En juin 2007, Erin Hurley, Karen Fricker et moi nous rendions à Las Vegas pour jeter un regard désintéressé et sans complaisance sur la présence de tant d’artistes québécois dans la capitale du jeu. Les cinq spectacles du Cirque du Soleil attiraient alors dix pour cent de tous les touristes de Las Vegas. Le revenu annuel des spectacles permanents du Cirque dans cette seule ville était estimé à 650 $ millions (Fricker, 2008 : 127). Depuis, le Cirque a créé Criss Angel: Believe autour du personnage de l’illusionniste néogothique vegassien et il créait à la fin 2009, Viva Elvis, un spectacle en hommage à Elvis Presley. En parallèle, le spectacle Céline Dion: A New Day… qui a investi le Colosseum du Caesars Palace, a rejoint pas moins de trois millions de spectateurs sur 717 représentations de mars 2003 à décembre 2007. Les revenus ont dépassé la barre des 400 $ millions (p. 128).

[Données]

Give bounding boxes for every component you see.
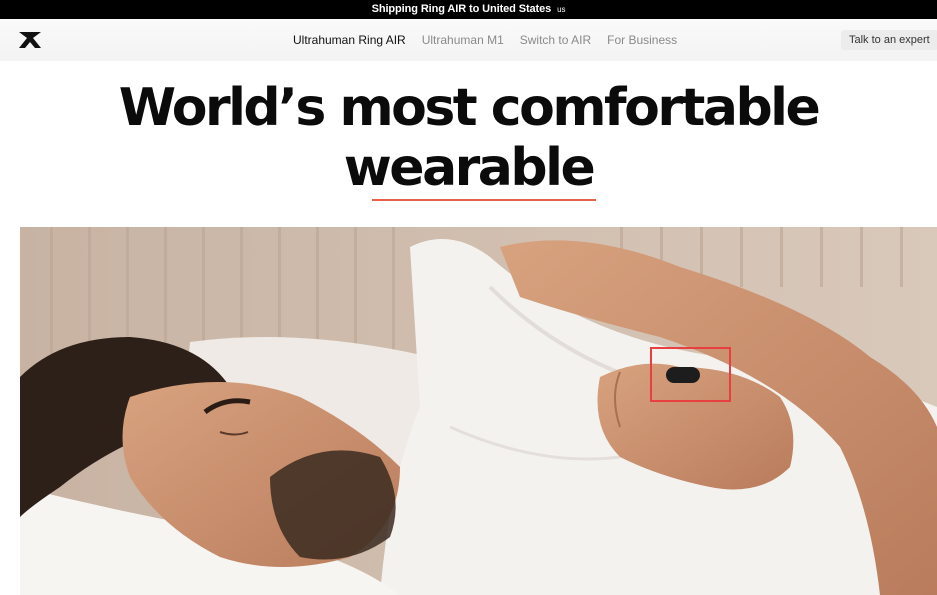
- nav-item-switch-to-air[interactable]: Switch to AIR: [520, 33, 591, 47]
- title-underline: [372, 199, 596, 201]
- ultrahuman-logo-icon[interactable]: [19, 32, 41, 48]
- sleeping-man-wearing-ring-photo: [20, 227, 937, 595]
- nav-links: Ultrahuman Ring AIR Ultrahuman M1 Switch…: [293, 19, 693, 61]
- announcement-bar: Shipping Ring AIR to United States us: [0, 0, 937, 19]
- announcement-text: Shipping Ring AIR to United States: [371, 3, 552, 15]
- hero-title: World’s most comfortable wearable: [0, 78, 937, 198]
- nav-item-m1[interactable]: Ultrahuman M1: [422, 33, 504, 47]
- hero-title-line1: World’s most comfortable: [118, 78, 821, 138]
- hero-title-line2: wearable: [343, 138, 596, 198]
- nav-item-ring-air[interactable]: Ultrahuman Ring AIR: [293, 33, 406, 47]
- nav-item-for-business[interactable]: For Business: [607, 33, 677, 47]
- top-navigation: Ultrahuman Ring AIR Ultrahuman M1 Switch…: [0, 19, 937, 61]
- talk-to-expert-button[interactable]: Talk to an expert: [841, 30, 937, 50]
- announcement-country: us: [557, 5, 566, 14]
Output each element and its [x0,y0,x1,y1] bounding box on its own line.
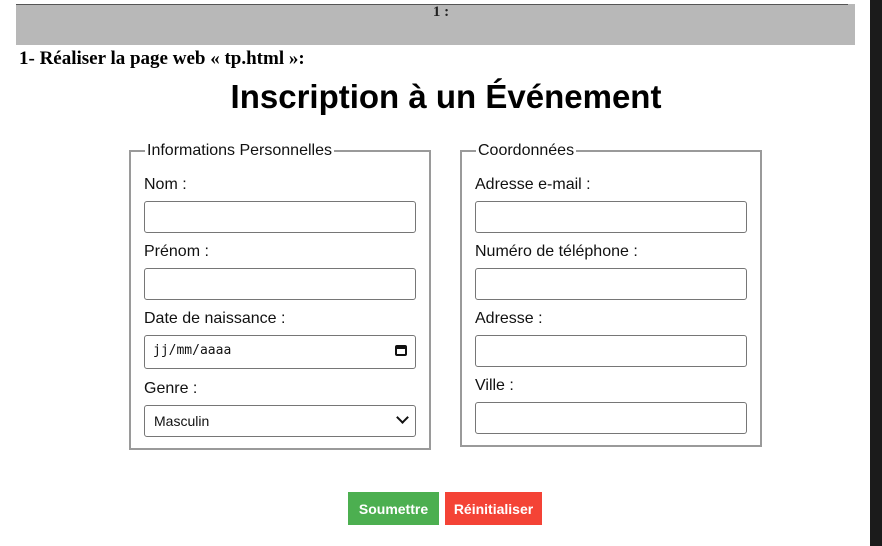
phone-input[interactable] [475,268,747,300]
genre-select[interactable]: Masculin [144,405,416,437]
genre-label: Genre : [144,380,198,397]
email-input[interactable] [475,201,747,233]
page-title: Inscription à un Événement [230,78,662,115]
genre-selected-value: Masculin [154,413,210,429]
nom-input[interactable] [144,201,416,233]
personal-info-legend: Informations Personnelles [147,142,332,159]
phone-label: Numéro de téléphone : [475,243,638,260]
submit-button[interactable]: Soumettre [348,492,439,525]
city-label: Ville : [475,377,514,394]
reset-button[interactable]: Réinitialiser [445,492,542,525]
city-input[interactable] [475,402,747,434]
dob-date-input[interactable]: jj/mm/aaaa [144,335,416,369]
email-label: Adresse e-mail : [475,176,591,193]
dob-label: Date de naissance : [144,310,286,327]
prenom-input[interactable] [144,268,416,300]
exercise-instruction: 1- Réaliser la page web « tp.html »: [19,48,305,69]
header-mark: 1 : [432,4,450,20]
address-label: Adresse : [475,310,543,327]
dob-placeholder: jj/mm/aaaa [153,343,232,358]
prenom-label: Prénom : [144,243,209,260]
chevron-down-icon [396,411,409,424]
contact-legend: Coordonnées [478,142,575,159]
nom-label: Nom : [144,176,187,193]
calendar-icon[interactable] [395,345,407,356]
address-input[interactable] [475,335,747,367]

[Consigne] Indiquez si chacun des énoncés suivants est conforme au texte du document en répondant par oui ou par non et en citant textuellement les mots du texte qui tranchent. 1. Les spectacles du Cirque du Soleil attiraient dix pour cent des touristes de Las Vegas. 2. Le spectacle Viva Elvis a été créé en 2007. 3. Le spectacle Céline Dion: A New Day… a compté plus de 800 représentations.

[Réponse]
1. Oui : « Les cinq spectacles du Cirque du Soleil attiraient alors dix pour cent de tous les touristes de Las Vegas ».
2. Non : « il créait à la fin 2009, Viva Elvis ».
3. Non : « sur 717 représentations ».